[start of Exercise material]
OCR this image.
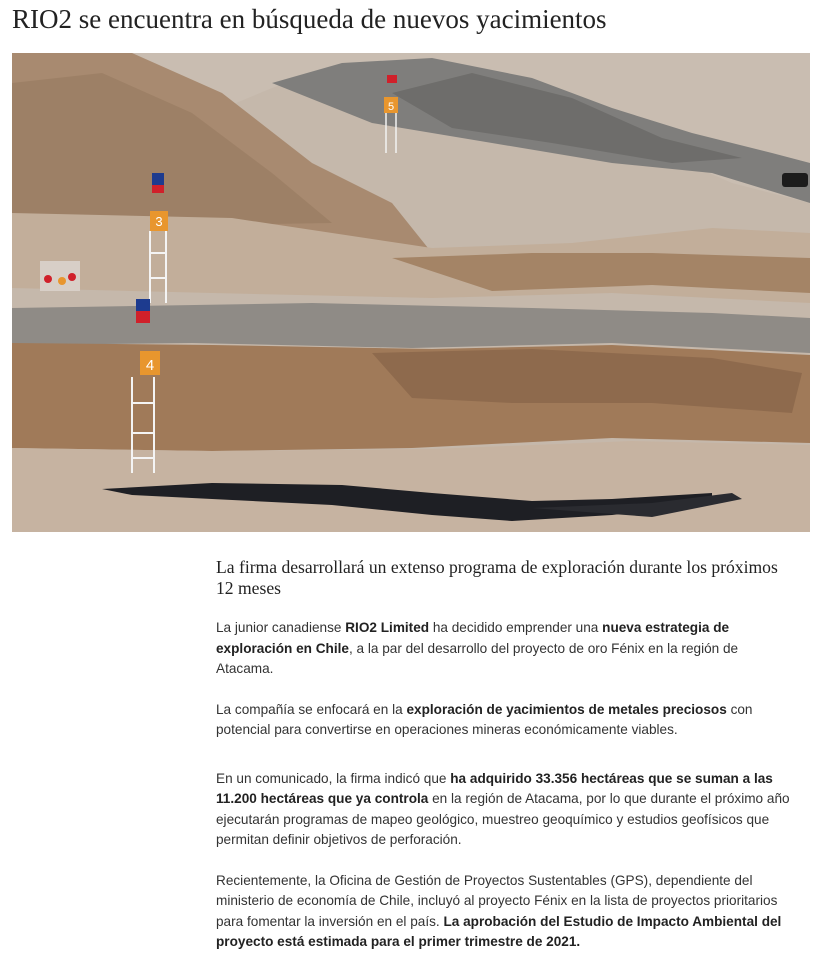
RIO2 se encuentra en búsqueda de nuevos yacimientos
5
3
4
La firma desarrollará un extenso programa de exploración durante los próximos 12 meses

La junior canadiense RIO2 Limited ha decidido emprender una nueva estrategia de exploración en Chile, a la par del desarrollo del proyecto de oro Fénix en la región de Atacama.

La compañía se enfocará en la exploración de yacimientos de metales preciosos con potencial para convertirse en operaciones mineras económicamente viables.

En un comunicado, la firma indicó que ha adquirido 33.356 hectáreas que se suman a las 11.200 hectáreas que ya controla en la región de Atacama, por lo que durante el próximo año ejecutarán programas de mapeo geológico, muestreo geoquímico y estudios geofísicos que permitan definir objetivos de perforación.

Recientemente, la Oficina de Gestión de Proyectos Sustentables (GPS), dependiente del ministerio de economía de Chile, incluyó al proyecto Fénix en la lista de proyectos prioritarios para fomentar la inversión en el país. La aprobación del Estudio de Impacto Ambiental del proyecto está estimada para el primer trimestre de 2021.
[end of Exercise material]
◆ Problem to work on ◆
With the pictures left out, transcribe the material exactly.

◆ Result ◆
OCR this image.
RIO2 se encuentra en búsqueda de nuevos yacimientos
5
3
4
La firma desarrollará un extenso programa de exploración durante los próximos 12 meses

La junior canadiense RIO2 Limited ha decidido emprender una nueva estrategia de exploración en Chile, a la par del desarrollo del proyecto de oro Fénix en la región de Atacama.

La compañía se enfocará en la exploración de yacimientos de metales preciosos con potencial para convertirse en operaciones mineras económicamente viables.

En un comunicado, la firma indicó que ha adquirido 33.356 hectáreas que se suman a las 11.200 hectáreas que ya controla en la región de Atacama, por lo que durante el próximo año ejecutarán programas de mapeo geológico, muestreo geoquímico y estudios geofísicos que permitan definir objetivos de perforación.

Recientemente, la Oficina de Gestión de Proyectos Sustentables (GPS), dependiente del ministerio de economía de Chile, incluyó al proyecto Fénix en la lista de proyectos prioritarios para fomentar la inversión en el país. La aprobación del Estudio de Impacto Ambiental del proyecto está estimada para el primer trimestre de 2021.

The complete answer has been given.